> [The task]:
Extract all lines that hold the string "desenvolvimento".
+++ Given data +++
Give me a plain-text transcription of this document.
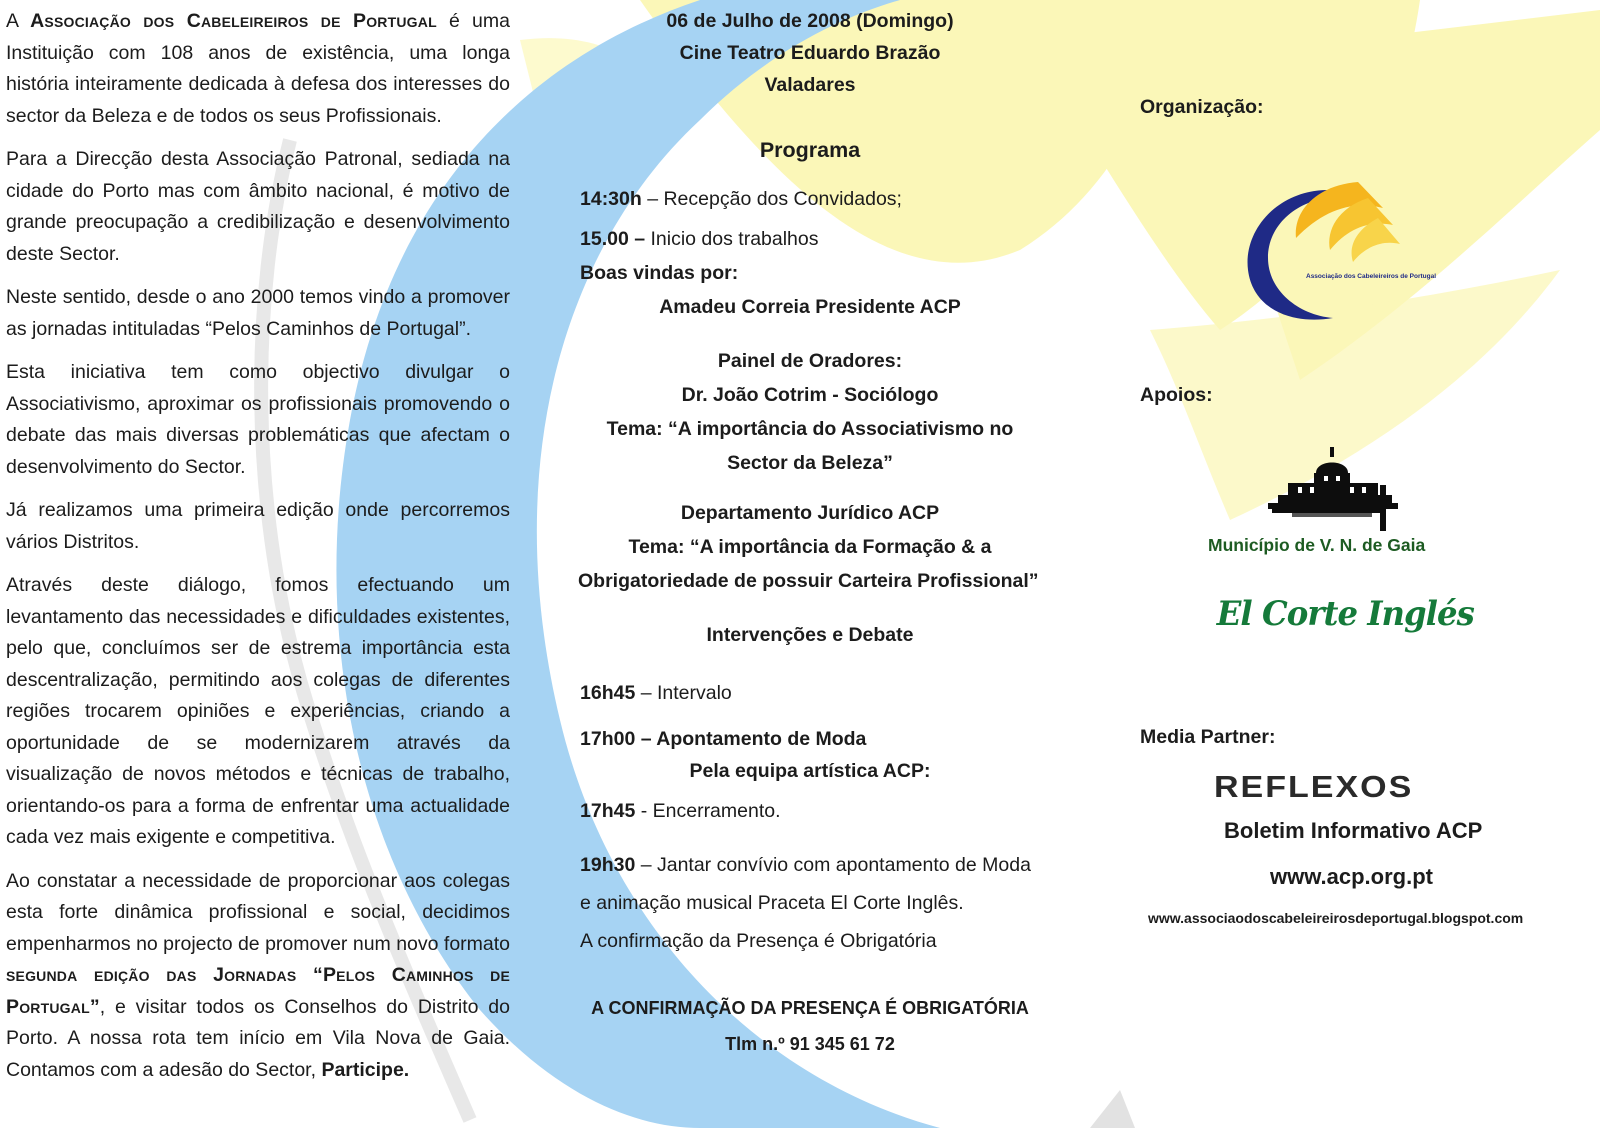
A Associação dos Cabeleireiros de Portugal é uma Instituição com 108 anos de existência, uma longa história inteiramente dedicada à defesa dos interesses do sector da Beleza e de todos os seus Profissionais.

Para a Direcção desta Associação Patronal, sediada na cidade do Porto mas com âmbito nacional, é motivo de grande preocupação a credibilização e desenvolvimento deste Sector.

Neste sentido, desde o ano 2000 temos vindo a promover as jornadas intituladas “Pelos Caminhos de Portugal”.

Esta iniciativa tem como objectivo divulgar o Associativismo, aproximar os profissionais promovendo o debate das mais diversas problemáticas que afectam o desenvolvimento do Sector.

Já realizamos uma primeira edição onde percorremos vários Distritos.

Através deste diálogo, fomos efectuando um levantamento das necessidades e dificuldades existentes, pelo que, concluímos ser de estrema importância esta descentralização, permitindo aos colegas de diferentes regiões trocarem opiniões e experiências, criando a oportunidade de se modernizarem através da visualização de novos métodos e técnicas de trabalho, orientando-os para a forma de enfrentar uma actualidade cada vez mais exigente e competitiva.

Ao constatar a necessidade de proporcionar aos colegas esta forte dinâmica profissional e social, decidimos empenharmos no projecto de promover num novo formato segunda edição das Jornadas “Pelos Caminhos de Portugal”, e visitar todos os Conselhos do Distrito do Porto. A nossa rota tem início em Vila Nova de Gaia. Contamos com a adesão do Sector, Participe.

06 de Julho de 2008 (Domingo)
Cine Teatro Eduardo Brazão
Valadares
Programa
14:30h – Recepção dos Convidados;
15.00 – Inicio dos trabalhos
Boas vindas por:
Amadeu Correia Presidente ACP
Painel de Oradores:
Dr. João Cotrim - Sociólogo
Tema: “A importância do Associativismo no
Sector da Beleza”
Departamento Jurídico ACP
Tema: “A importância da Formação & a
Obrigatoriedade de possuir Carteira Profissional”
Intervenções e Debate
16h45 – Intervalo
17h00 – Apontamento de Moda
Pela equipa artística ACP:
17h45 - Encerramento.
19h30 – Jantar convívio com apontamento de Moda
e animação musical Praceta El Corte Inglês.
A confirmação da Presença é Obrigatória
A CONFIRMAÇÃO DA PRESENÇA É OBRIGATÓRIA
Tlm n.º 91 345 61 72
Organização:
Associação dos Cabeleireiros de Portugal
Apoios:
Município de V. N. de Gaia
El Corte Inglés
Media Partner:
REFLEXOS
Boletim Informativo ACP
www.acp.org.pt
www.associaodoscabeleireirosdeportugal.blogspot.com
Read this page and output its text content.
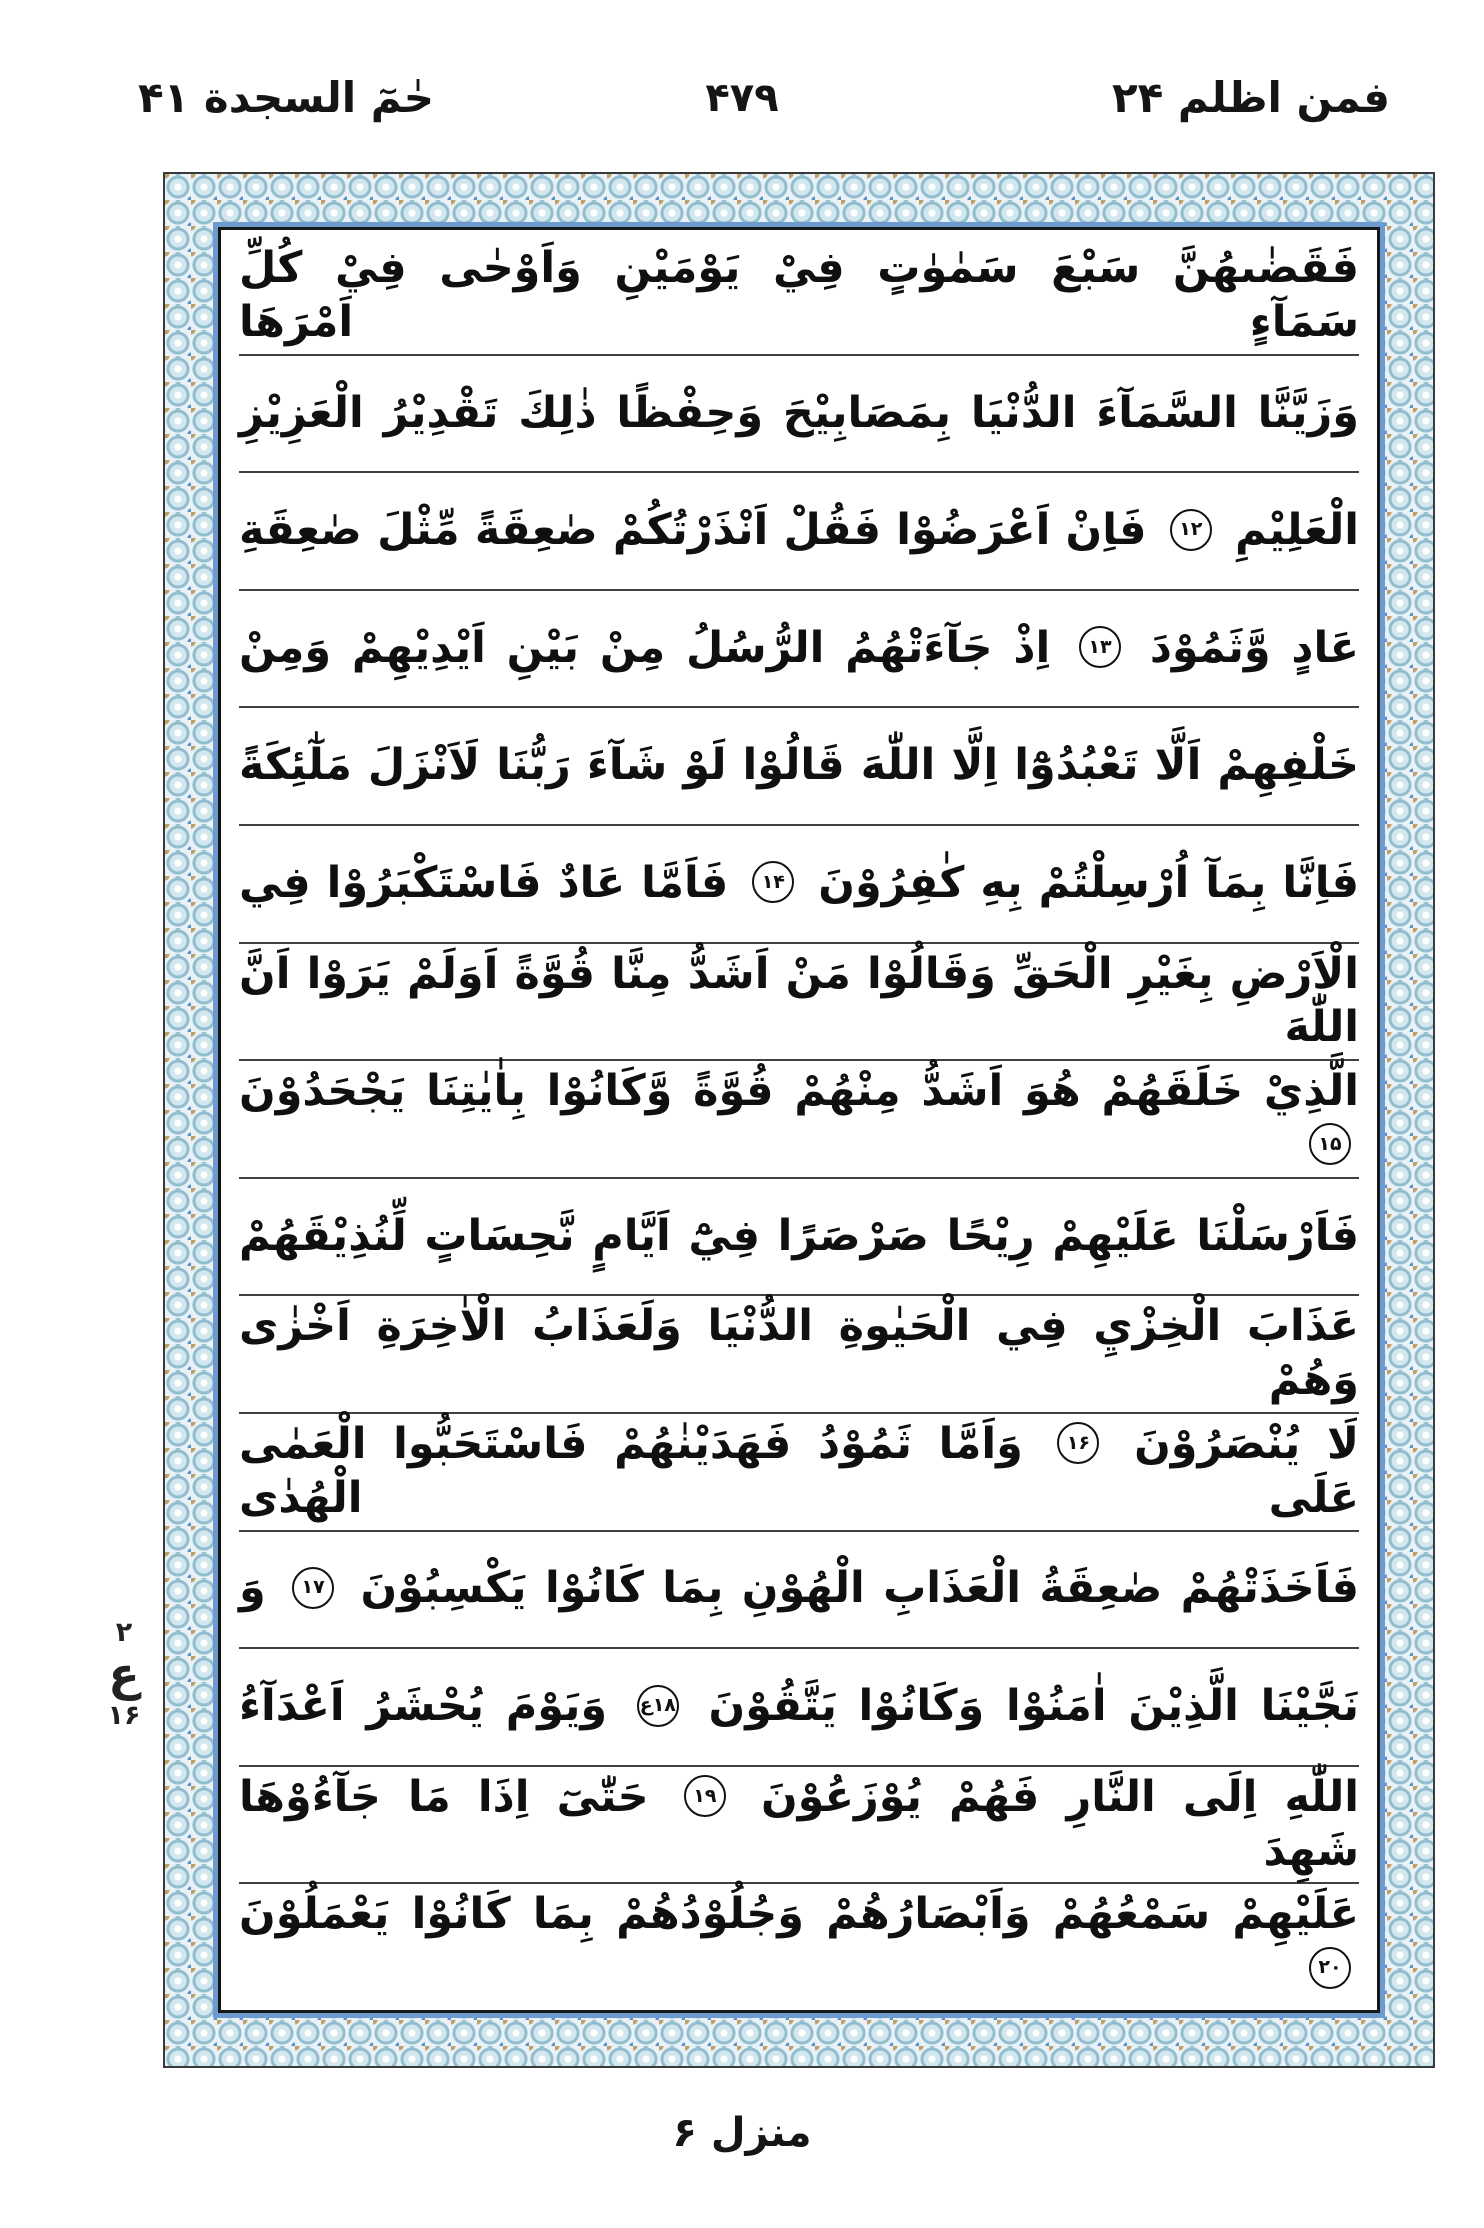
حٰمٓ السجدة ۴۱	۴۷۹	فمن اظلم ۲۴
فَقَضٰىهُنَّ سَبْعَ سَمٰوٰتٍ فِيْ يَوْمَيْنِ وَاَوْحٰى فِيْ كُلِّ سَمَآءٍ اَمْرَهَا
وَزَيَّنَّا السَّمَآءَ الدُّنْيَا بِمَصَابِيْحَ وَحِفْظًا ذٰلِكَ تَقْدِيْرُ الْعَزِيْزِ
الْعَلِيْمِ ۱۲ فَاِنْ اَعْرَضُوْا فَقُلْ اَنْذَرْتُكُمْ صٰعِقَةً مِّثْلَ صٰعِقَةِ
عَادٍ وَّثَمُوْدَ ۱۳ اِذْ جَآءَتْهُمُ الرُّسُلُ مِنْ بَيْنِ اَيْدِيْهِمْ وَمِنْ
خَلْفِهِمْ اَلَّا تَعْبُدُوْٓا اِلَّا اللّٰهَ قَالُوْا لَوْ شَآءَ رَبُّنَا لَاَنْزَلَ مَلٰٓئِكَةً
فَاِنَّا بِمَآ اُرْسِلْتُمْ بِهِ كٰفِرُوْنَ ۱۴ فَاَمَّا عَادٌ فَاسْتَكْبَرُوْا فِي
الْاَرْضِ بِغَيْرِ الْحَقِّ وَقَالُوْا مَنْ اَشَدُّ مِنَّا قُوَّةً اَوَلَمْ يَرَوْا اَنَّ اللّٰهَ
الَّذِيْ خَلَقَهُمْ هُوَ اَشَدُّ مِنْهُمْ قُوَّةً وَّكَانُوْا بِاٰيٰتِنَا يَجْحَدُوْنَ ۱۵
فَاَرْسَلْنَا عَلَيْهِمْ رِيْحًا صَرْصَرًا فِيْٓ اَيَّامٍ نَّحِسَاتٍ لِّنُذِيْقَهُمْ
عَذَابَ الْخِزْيِ فِي الْحَيٰوةِ الدُّنْيَا وَلَعَذَابُ الْاٰخِرَةِ اَخْزٰى وَهُمْ
لَا يُنْصَرُوْنَ ۱۶ وَاَمَّا ثَمُوْدُ فَهَدَيْنٰهُمْ فَاسْتَحَبُّوا الْعَمٰى عَلَى الْهُدٰى
فَاَخَذَتْهُمْ صٰعِقَةُ الْعَذَابِ الْهُوْنِ بِمَا كَانُوْا يَكْسِبُوْنَ ۱۷ وَ
نَجَّيْنَا الَّذِيْنَ اٰمَنُوْا وَكَانُوْا يَتَّقُوْنَ ۱۸ع وَيَوْمَ يُحْشَرُ اَعْدَآءُ
اللّٰهِ اِلَى النَّارِ فَهُمْ يُوْزَعُوْنَ ۱۹ حَتّٰىٓ اِذَا مَا جَآءُوْهَا شَهِدَ
عَلَيْهِمْ سَمْعُهُمْ وَاَبْصَارُهُمْ وَجُلُوْدُهُمْ بِمَا كَانُوْا يَعْمَلُوْنَ ۲۰
۲
ع
۱۶
منزل ۶
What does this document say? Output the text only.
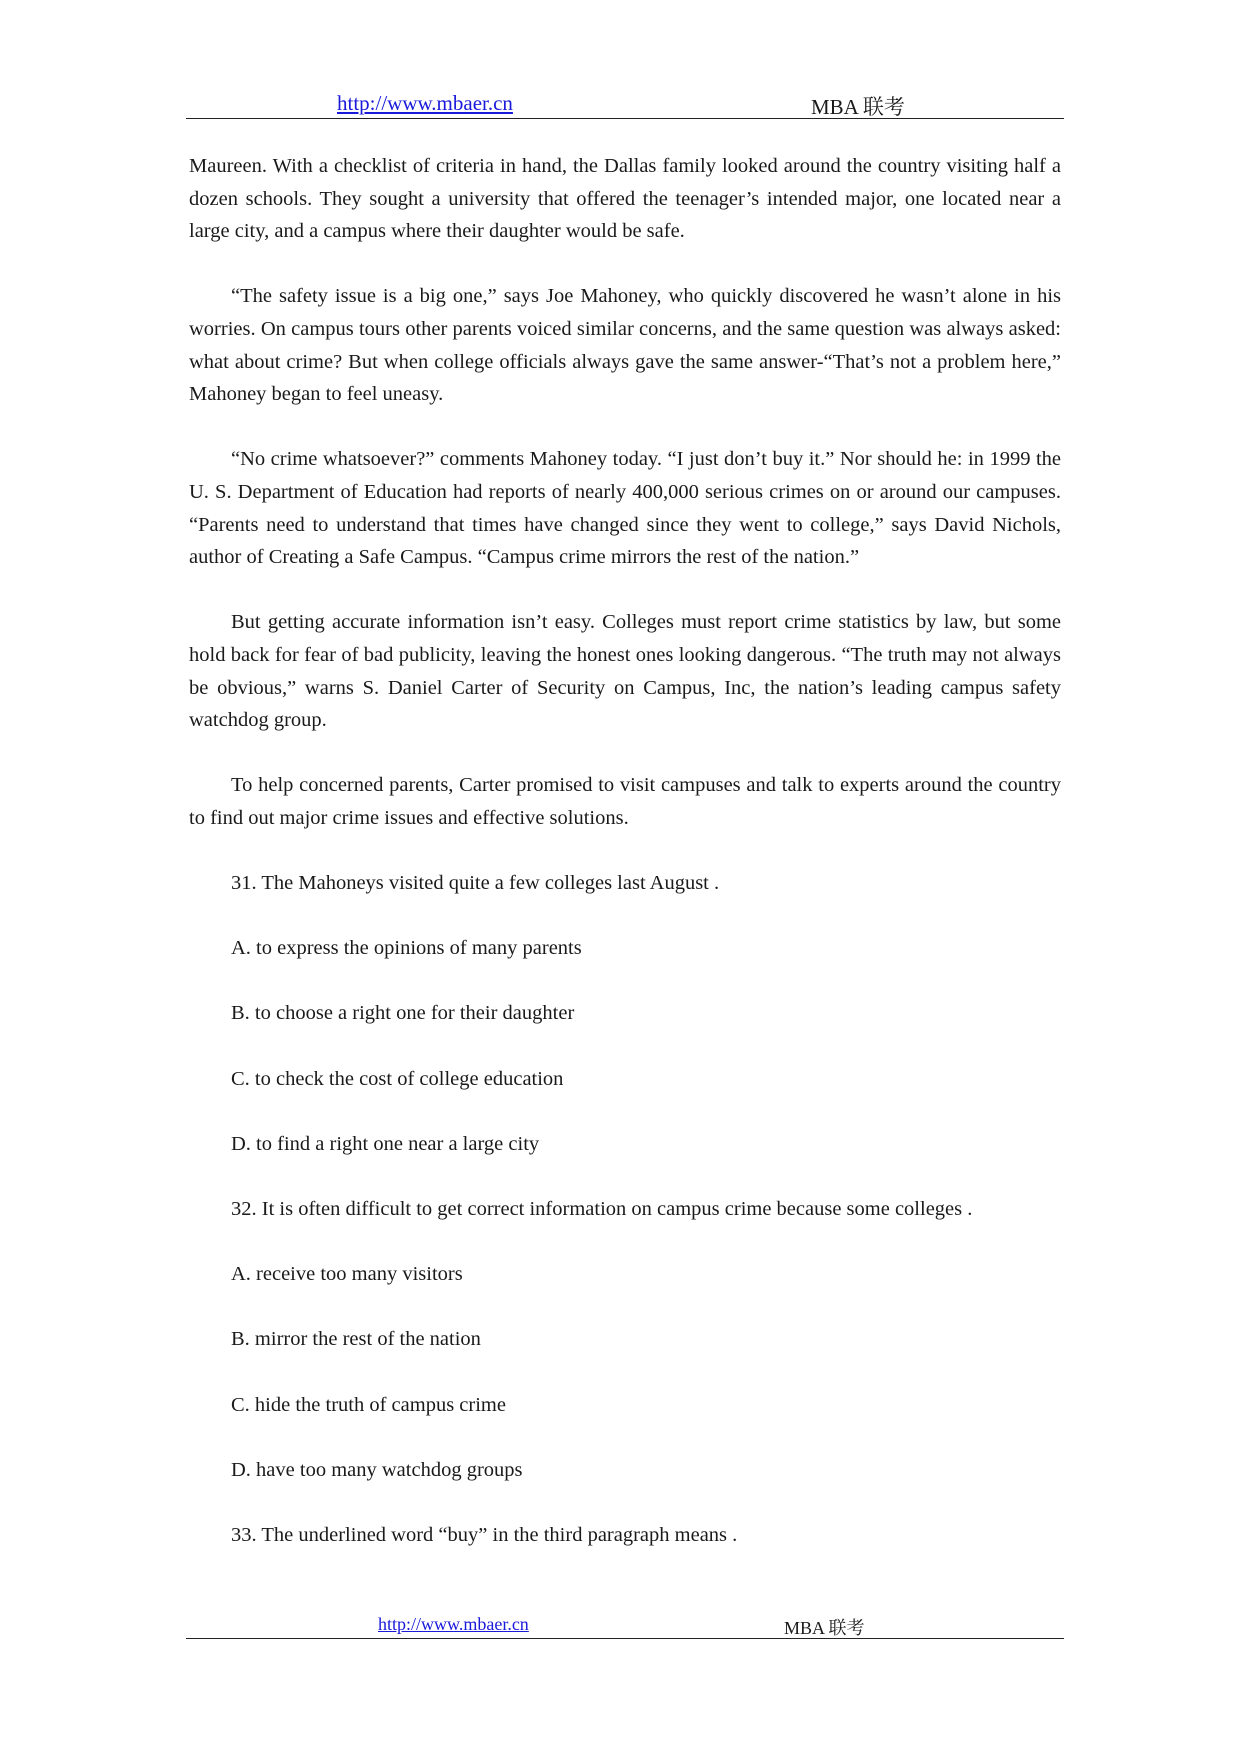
http://www.mbaer.cn	MBA 联考

Maureen. With a checklist of criteria in hand, the Dallas family looked around the country visiting half a dozen schools. They sought a university that offered the teenager’s intended major, one located near a large city, and a campus where their daughter would be safe.

“The safety issue is a big one,” says Joe Mahoney, who quickly discovered he wasn’t alone in his worries. On campus tours other parents voiced similar concerns, and the same question was always asked: what about crime? But when college officials always gave the same answer-“That’s not a problem here,” Mahoney began to feel uneasy.

“No crime whatsoever?” comments Mahoney today. “I just don’t buy it.” Nor should he: in 1999 the U. S. Department of Education had reports of nearly 400,000 serious crimes on or around our campuses. “Parents need to understand that times have changed since they went to college,” says David Nichols, author of Creating a Safe Campus. “Campus crime mirrors the rest of the nation.”

But getting accurate information isn’t easy. Colleges must report crime statistics by law, but some hold back for fear of bad publicity, leaving the honest ones looking dangerous. “The truth may not always be obvious,” warns S. Daniel Carter of Security on Campus, Inc, the nation’s leading campus safety watchdog group.

To help concerned parents, Carter promised to visit campuses and talk to experts around the country to find out major crime issues and effective solutions.

31. The Mahoneys visited quite a few colleges last August .

A. to express the opinions of many parents

B. to choose a right one for their daughter

C. to check the cost of college education

D. to find a right one near a large city

32. It is often difficult to get correct information on campus crime because some colleges .

A. receive too many visitors

B. mirror the rest of the nation

C. hide the truth of campus crime

D. have too many watchdog groups

33. The underlined word “buy” in the third paragraph means .

http://www.mbaer.cn	MBA 联考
+++
> [Task solution]:
Para a Direcção desta Associação Patronal, sediada na cidade do Porto mas com âmbito nacional, é motivo de grande preocupação a credibilização e desenvolvimento deste Sector.
Esta iniciativa tem como objectivo divulgar o Associativismo, aproximar os profissionais promovendo o debate das mais diversas problemáticas que afectam o desenvolvimento do Sector.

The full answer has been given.